Dokumen:
-*-

Minggu, 29 April 2012

Bimbingan Belajar Desa Pohrubuh: Mengabdi Dengan Mengajar


Jam di dinding belum genap menunjukkan pukul 19.00 WIB. Dengan pakaian yang agak basah oleh hujan dan tubuh yang cukup letih karena sebelumnya kuliah dari pagi hingga sore, tiga mahasiswa menyusuri jalanan yang masih becek. Namun, rasa letih itu seketika hilang saat melihat hampir dua puluhan anak menunggu mereka di sebuah emper rumah dengan penerangan seadanya sambil berceloteh ceria.
            Sepenggal peristiwa tadi adalah suasana yang akrab dijumpai setiap petang pada hari Senin, Rabu dan Jum’at di sudut Dusun Pohrubuh. Pada hari-hari itu lah berlangsung  program bimbingan belajar untuk siswa sekolah dasar dan sekolah menengah pertama di lingkungan warga RW 52 Dusun Pohrubuh dilaksanakan. Program yang diprakarsai oleh keluarga besar Pergerakan Mahasiswa Islam Indonesia (PMII) Cabang Sleman ini telah berjalan kurang lebih dua bulan.
            Terciptanya program ini bermula dari ide Departemen Aksi Sosial dan Jaringan (Aksosjar) PMII Komisariat Gadjah Mada yang menghendaki adanya program pengajaran gratis bagi anak jalanan sebagai salah satu bentuk pengabdian masyarakat. “Namun, berhubung saat itu juga ada permintaan dari warga Pohrubuh untuk memberikan bimbingan belajar intensif bagi anak-anak kelas 6 sekolah dasar di sana maka dipilih yang di Pohrubuh dengan harapan program kami lebih maksimal nantinya karena lebih dekat,” terang Maryama Nihayah staff Departemen Aksosjar sekaligus pengurus harian program bimbingan belajar tersebut.

-*-

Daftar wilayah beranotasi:
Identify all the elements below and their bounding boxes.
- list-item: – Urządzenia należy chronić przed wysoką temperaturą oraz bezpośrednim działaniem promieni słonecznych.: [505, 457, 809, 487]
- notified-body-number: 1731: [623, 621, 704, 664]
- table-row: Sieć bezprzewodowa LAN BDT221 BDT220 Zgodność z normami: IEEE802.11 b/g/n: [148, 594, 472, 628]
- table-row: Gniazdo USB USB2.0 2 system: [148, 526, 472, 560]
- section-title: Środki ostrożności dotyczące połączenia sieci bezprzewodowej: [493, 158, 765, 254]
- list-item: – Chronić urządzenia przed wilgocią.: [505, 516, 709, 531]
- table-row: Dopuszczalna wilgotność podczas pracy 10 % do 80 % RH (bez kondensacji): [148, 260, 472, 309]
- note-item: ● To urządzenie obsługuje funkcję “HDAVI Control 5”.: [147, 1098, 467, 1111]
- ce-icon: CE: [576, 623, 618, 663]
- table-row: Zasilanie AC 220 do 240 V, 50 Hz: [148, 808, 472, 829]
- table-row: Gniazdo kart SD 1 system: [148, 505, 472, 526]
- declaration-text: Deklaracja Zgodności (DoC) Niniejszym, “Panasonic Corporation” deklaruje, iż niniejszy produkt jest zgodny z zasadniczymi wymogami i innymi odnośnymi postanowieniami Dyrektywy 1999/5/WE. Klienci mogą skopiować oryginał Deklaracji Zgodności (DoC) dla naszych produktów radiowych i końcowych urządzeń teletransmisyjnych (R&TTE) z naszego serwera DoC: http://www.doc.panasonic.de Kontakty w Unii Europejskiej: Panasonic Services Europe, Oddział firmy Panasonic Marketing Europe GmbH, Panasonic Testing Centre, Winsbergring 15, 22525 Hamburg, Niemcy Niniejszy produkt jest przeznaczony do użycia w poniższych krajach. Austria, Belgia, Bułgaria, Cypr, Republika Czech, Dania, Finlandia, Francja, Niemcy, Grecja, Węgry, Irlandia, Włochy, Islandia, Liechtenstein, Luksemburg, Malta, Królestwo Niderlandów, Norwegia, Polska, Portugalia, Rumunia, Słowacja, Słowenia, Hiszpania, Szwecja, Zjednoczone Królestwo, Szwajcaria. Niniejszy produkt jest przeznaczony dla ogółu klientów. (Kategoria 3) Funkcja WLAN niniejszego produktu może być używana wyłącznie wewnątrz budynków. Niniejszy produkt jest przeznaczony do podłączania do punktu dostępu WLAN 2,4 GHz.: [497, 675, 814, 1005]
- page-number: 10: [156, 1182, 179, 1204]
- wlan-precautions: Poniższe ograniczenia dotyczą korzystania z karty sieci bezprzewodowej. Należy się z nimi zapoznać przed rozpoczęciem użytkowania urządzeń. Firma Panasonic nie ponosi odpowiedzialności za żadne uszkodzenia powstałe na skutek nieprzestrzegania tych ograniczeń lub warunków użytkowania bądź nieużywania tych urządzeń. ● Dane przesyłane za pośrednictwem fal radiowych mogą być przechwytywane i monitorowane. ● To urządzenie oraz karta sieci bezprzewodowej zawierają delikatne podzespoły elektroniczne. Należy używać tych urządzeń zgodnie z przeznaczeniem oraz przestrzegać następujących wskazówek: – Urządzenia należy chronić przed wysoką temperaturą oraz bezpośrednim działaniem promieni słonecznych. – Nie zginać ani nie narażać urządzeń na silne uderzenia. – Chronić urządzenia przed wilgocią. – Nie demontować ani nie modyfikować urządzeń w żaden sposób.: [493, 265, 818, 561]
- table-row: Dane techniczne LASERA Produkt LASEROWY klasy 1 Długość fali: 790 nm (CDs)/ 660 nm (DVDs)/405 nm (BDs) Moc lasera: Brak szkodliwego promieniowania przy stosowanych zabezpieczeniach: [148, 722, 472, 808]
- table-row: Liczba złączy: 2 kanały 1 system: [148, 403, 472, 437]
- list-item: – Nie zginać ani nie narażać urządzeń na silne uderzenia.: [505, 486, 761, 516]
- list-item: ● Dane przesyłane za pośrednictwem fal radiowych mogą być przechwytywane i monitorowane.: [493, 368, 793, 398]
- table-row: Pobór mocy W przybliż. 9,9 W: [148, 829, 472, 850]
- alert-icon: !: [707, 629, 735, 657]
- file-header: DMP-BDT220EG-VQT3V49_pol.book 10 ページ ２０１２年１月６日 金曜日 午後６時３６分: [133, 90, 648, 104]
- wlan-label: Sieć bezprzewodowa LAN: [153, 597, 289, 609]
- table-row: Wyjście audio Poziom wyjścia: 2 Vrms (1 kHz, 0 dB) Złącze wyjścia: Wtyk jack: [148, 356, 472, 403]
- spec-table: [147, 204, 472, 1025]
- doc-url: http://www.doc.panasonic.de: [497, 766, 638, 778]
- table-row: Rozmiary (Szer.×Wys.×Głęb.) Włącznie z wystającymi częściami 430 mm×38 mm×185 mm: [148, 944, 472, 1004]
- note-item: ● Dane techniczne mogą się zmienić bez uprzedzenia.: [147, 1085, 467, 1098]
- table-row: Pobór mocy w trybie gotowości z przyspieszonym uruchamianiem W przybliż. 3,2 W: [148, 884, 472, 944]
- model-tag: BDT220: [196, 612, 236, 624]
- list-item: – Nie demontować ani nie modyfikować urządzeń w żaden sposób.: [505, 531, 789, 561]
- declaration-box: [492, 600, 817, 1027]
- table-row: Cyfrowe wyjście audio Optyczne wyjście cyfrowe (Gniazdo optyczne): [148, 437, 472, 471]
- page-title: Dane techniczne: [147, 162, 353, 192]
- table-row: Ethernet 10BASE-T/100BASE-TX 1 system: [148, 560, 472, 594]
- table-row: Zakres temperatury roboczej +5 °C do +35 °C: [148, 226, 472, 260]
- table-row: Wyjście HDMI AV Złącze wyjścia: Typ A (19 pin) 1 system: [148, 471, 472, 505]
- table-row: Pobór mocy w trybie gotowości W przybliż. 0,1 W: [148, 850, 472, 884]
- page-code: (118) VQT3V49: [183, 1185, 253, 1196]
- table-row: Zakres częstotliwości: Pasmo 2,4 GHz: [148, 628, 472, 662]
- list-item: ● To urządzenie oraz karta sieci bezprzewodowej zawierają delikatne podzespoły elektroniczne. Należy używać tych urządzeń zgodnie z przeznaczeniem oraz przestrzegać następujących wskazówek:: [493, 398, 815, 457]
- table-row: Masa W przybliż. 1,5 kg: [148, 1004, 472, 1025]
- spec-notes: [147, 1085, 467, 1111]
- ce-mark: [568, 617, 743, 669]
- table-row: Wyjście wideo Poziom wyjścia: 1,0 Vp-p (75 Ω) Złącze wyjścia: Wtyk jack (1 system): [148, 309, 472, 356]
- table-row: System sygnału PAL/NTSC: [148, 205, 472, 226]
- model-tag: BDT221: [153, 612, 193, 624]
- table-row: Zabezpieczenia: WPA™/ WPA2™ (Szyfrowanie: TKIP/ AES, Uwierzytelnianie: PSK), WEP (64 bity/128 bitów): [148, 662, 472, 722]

-*-

Tindakan yang Diperlukan:
**a.** Tuliskan kembali seluruh bagian teks tentang bimbingan belajar Desa Pohrubuh, dari "Sepenggal peristiwa tadi" sampai dengan "lebih dua bulan.".
**b.** Menurut teks tentang bimbingan belajar Desa Pohrubuh, pada hari apa saja program bimbingan belajar itu berlangsung?
**c.** Teruskan teks tentang bimbingan belajar Desa Pohrubuh dari titik teks itu berhenti.
Catatan-catatan tersebut tidak diperlukan.

Jawaban yang Diharapkan:
**a.**
Sepenggal peristiwa tadi adalah suasana yang akrab dijumpai setiap petang pada hari Senin, Rabu dan Jum’at di sudut Dusun Pohrubuh. Pada hari-hari itu lah berlangsung  program bimbingan belajar untuk siswa sekolah dasar dan sekolah menengah pertama di lingkungan warga RW 52 Dusun Pohrubuh dilaksanakan. Program yang diprakarsai oleh keluarga besar Pergerakan Mahasiswa Islam Indonesia (PMII) Cabang Sleman ini telah berjalan kurang lebih dua bulan.

**b.** Setiap petang pada hari Senin, Rabu, dan Jum’at.

**c.**
Memenuhi Kebutuhan Warga
Permintaan warga tersebut oleh PMII Cabang Sleman tersebut kemudian dikomunikasikan kepada PMII Komisariat Gadjah Mada untuk segera ditindaklanjuti. Pada tanggal 4 Desember 2011 bertempat di Sekretariat PMII Komisariat Gadjah Mada rapat perdana pembagian tugas dan penentuan jadwal mengajar dilaksanakan setelah sebelumnya dilakukan open recruitmen untuk menjaring tenaga pengajar. Dalam rapat tersebut disepakati hari Senin, Rabu, dan Jum’at sebagai hari di mana program tersebut dilaksanakan selama kurang lebih satu jam yaitu dari pukul 19.00 hingga 20.00 WIB.
Tenaga pengajar seluruhnya merupakan  anggota aktif PMII Komisariat Gadjah Mada yaitu mahasiswa Universitas Gadjah Mada dan juga PMII Komisariat Hasyim Asy’ari yaitu mahasiswa Universitas Negeri Yogyakarta. Jumlah pengajar resmi hingga saat ini adalah 12 orang sedangkan jumlah murid adalah 20 orang. 12 orang mahasiswa tadi dibagi menjadi 3 kelompok yang akan mengajar satu kali seminggu selama satu jam pada hari yang telah dipilih. Dalam menentukan jadwal mengajar, pengajar bebas memilih hari yang diinginkan agar tidak membebani pengajar yang juga aktif kuliah maupun berorganisasi. Dalam satu jam tmurid-murid dibagi sesuai kelasnya dan setiap kelas ditangani oleh satu pengajar.
Program nonprofit yang tadinya ditujukan untuk mendampingi murid-murid kelas 6 itu meluas hingga menyentuh murid-murid kelas 1 hingga 3 smp. Kedekatan yang terjalin antara warga dengan pengajar membuat beberapa orang tua murid tidak segan untuk meminta kepada pengajar memberikan les privat bagi anaknya yang akan menghadapi ujian akhir nasional. Tempat yang dipakai untuk program ini pun adalah rumah Ketua RW 52 lengkap dengan tikar sebagai alas duduk. Seiring dengan bertambah banyaknya murid beserta kebutuhannya maka evaluasi terus dilakukan guna meningkatkan kualitas pembelajaran.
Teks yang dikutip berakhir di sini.